Give every entry again, unchanged, and leave its images out.

[begin Given records]

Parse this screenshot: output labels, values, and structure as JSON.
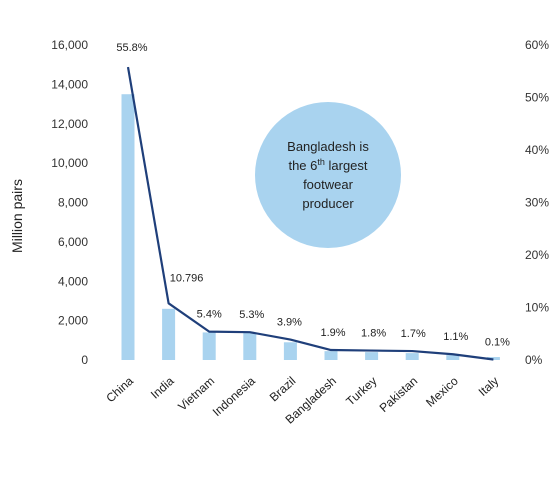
{
  "chart_data": {
    "type": "bar",
    "categories": [
      "China",
      "India",
      "Vietnam",
      "Indonesia",
      "Brazil",
      "Bangladesh",
      "Turkey",
      "Pakistan",
      "Mexico",
      "Italy"
    ],
    "series": [
      {
        "type": "bar",
        "axis": "left",
        "color": "#a9d3ef",
        "values": [
          13500,
          2600,
          1400,
          1400,
          900,
          450,
          400,
          350,
          250,
          150
        ]
      },
      {
        "type": "line",
        "axis": "right",
        "color": "#1f3f7a",
        "values": [
          55.8,
          10.796,
          5.4,
          5.3,
          3.9,
          1.9,
          1.8,
          1.7,
          1.1,
          0.1
        ],
        "data_labels": [
          "55.8%",
          "10.796",
          "5.4%",
          "5.3%",
          "3.9%",
          "1.9%",
          "1.8%",
          "1.7%",
          "1.1%",
          "0.1%"
        ]
      }
    ],
    "ylabel": "Million pairs",
    "ylim": [
      0,
      16000
    ],
    "y_ticks": [
      "0",
      "2,000",
      "4,000",
      "6,000",
      "8,000",
      "10,000",
      "12,000",
      "14,000",
      "16,000"
    ],
    "y2lim": [
      0,
      60
    ],
    "y2_ticks": [
      "0%",
      "10%",
      "20%",
      "30%",
      "40%",
      "50%",
      "60%"
    ],
    "grid": false,
    "annotation": {
      "line1": "Bangladesh is",
      "line2_pre": "the 6",
      "line2_sup": "th",
      "line2_post": " largest",
      "line3": "footwear",
      "line4": "producer",
      "color": "#a9d3ef"
    }
  }
}
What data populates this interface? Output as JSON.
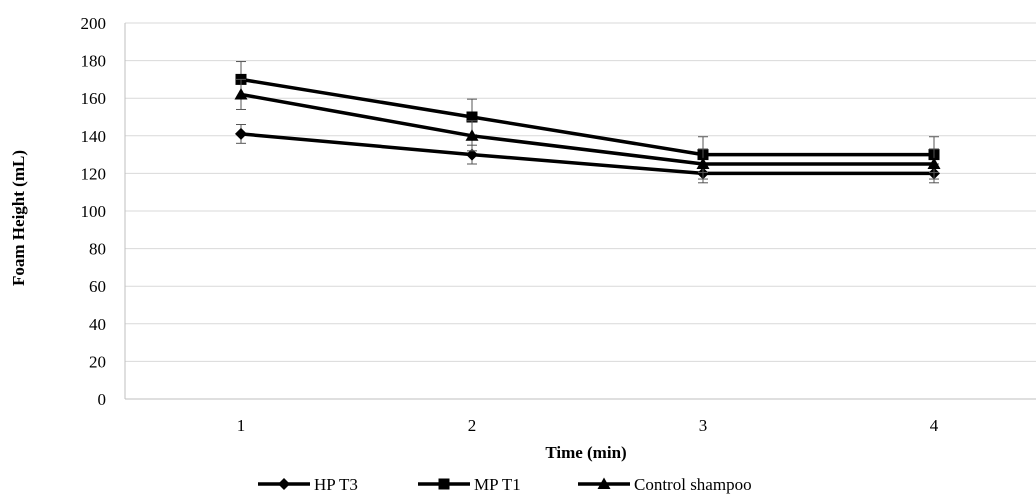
{
  "chart_data": {
    "type": "line",
    "title": "",
    "xlabel": "Time (min)",
    "ylabel": "Foam Height (mL)",
    "categories": [
      "1",
      "2",
      "3",
      "4"
    ],
    "ylim": [
      0,
      200
    ],
    "yticks": [
      0,
      20,
      40,
      60,
      80,
      100,
      120,
      140,
      160,
      180,
      200
    ],
    "grid": true,
    "legend_position": "bottom",
    "series": [
      {
        "name": "HP T3",
        "marker": "diamond",
        "color": "#000000",
        "values": [
          141,
          130,
          120,
          120
        ],
        "errors": [
          5,
          5,
          5,
          5
        ]
      },
      {
        "name": "MP T1",
        "marker": "square",
        "color": "#000000",
        "values": [
          170,
          150,
          130,
          130
        ],
        "errors": [
          9.5,
          9.5,
          9.5,
          9.5
        ]
      },
      {
        "name": "Control shampoo",
        "marker": "triangle",
        "color": "#000000",
        "values": [
          162,
          140,
          125,
          125
        ],
        "errors": [
          8,
          8,
          8,
          8
        ]
      }
    ]
  }
}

[end Given records]

Final result =>
Parse this screenshot: output labels, values, and structure as JSON.
{
  "chart_data": {
    "type": "bar",
    "categories": [
      "China",
      "India",
      "Vietnam",
      "Indonesia",
      "Brazil",
      "Bangladesh",
      "Turkey",
      "Pakistan",
      "Mexico",
      "Italy"
    ],
    "series": [
      {
        "type": "bar",
        "axis": "left",
        "color": "#a9d3ef",
        "values": [
          13500,
          2600,
          1400,
          1400,
          900,
          450,
          400,
          350,
          250,
          150
        ]
      },
      {
        "type": "line",
        "axis": "right",
        "color": "#1f3f7a",
        "values": [
          55.8,
          10.796,
          5.4,
          5.3,
          3.9,
          1.9,
          1.8,
          1.7,
          1.1,
          0.1
        ],
        "data_labels": [
          "55.8%",
          "10.796",
          "5.4%",
          "5.3%",
          "3.9%",
          "1.9%",
          "1.8%",
          "1.7%",
          "1.1%",
          "0.1%"
        ]
      }
    ],
    "ylabel": "Million pairs",
    "ylim": [
      0,
      16000
    ],
    "y_ticks": [
      "0",
      "2,000",
      "4,000",
      "6,000",
      "8,000",
      "10,000",
      "12,000",
      "14,000",
      "16,000"
    ],
    "y2lim": [
      0,
      60
    ],
    "y2_ticks": [
      "0%",
      "10%",
      "20%",
      "30%",
      "40%",
      "50%",
      "60%"
    ],
    "grid": false,
    "annotation": {
      "line1": "Bangladesh is",
      "line2_pre": "the 6",
      "line2_sup": "th",
      "line2_post": " largest",
      "line3": "footwear",
      "line4": "producer",
      "color": "#a9d3ef"
    }
  }
}
What data populates this interface? Output as JSON.
{
  "chart_data": {
    "type": "line",
    "title": "",
    "xlabel": "Time (min)",
    "ylabel": "Foam Height (mL)",
    "categories": [
      "1",
      "2",
      "3",
      "4"
    ],
    "ylim": [
      0,
      200
    ],
    "yticks": [
      0,
      20,
      40,
      60,
      80,
      100,
      120,
      140,
      160,
      180,
      200
    ],
    "grid": true,
    "legend_position": "bottom",
    "series": [
      {
        "name": "HP T3",
        "marker": "diamond",
        "color": "#000000",
        "values": [
          141,
          130,
          120,
          120
        ],
        "errors": [
          5,
          5,
          5,
          5
        ]
      },
      {
        "name": "MP T1",
        "marker": "square",
        "color": "#000000",
        "values": [
          170,
          150,
          130,
          130
        ],
        "errors": [
          9.5,
          9.5,
          9.5,
          9.5
        ]
      },
      {
        "name": "Control shampoo",
        "marker": "triangle",
        "color": "#000000",
        "values": [
          162,
          140,
          125,
          125
        ],
        "errors": [
          8,
          8,
          8,
          8
        ]
      }
    ]
  }
}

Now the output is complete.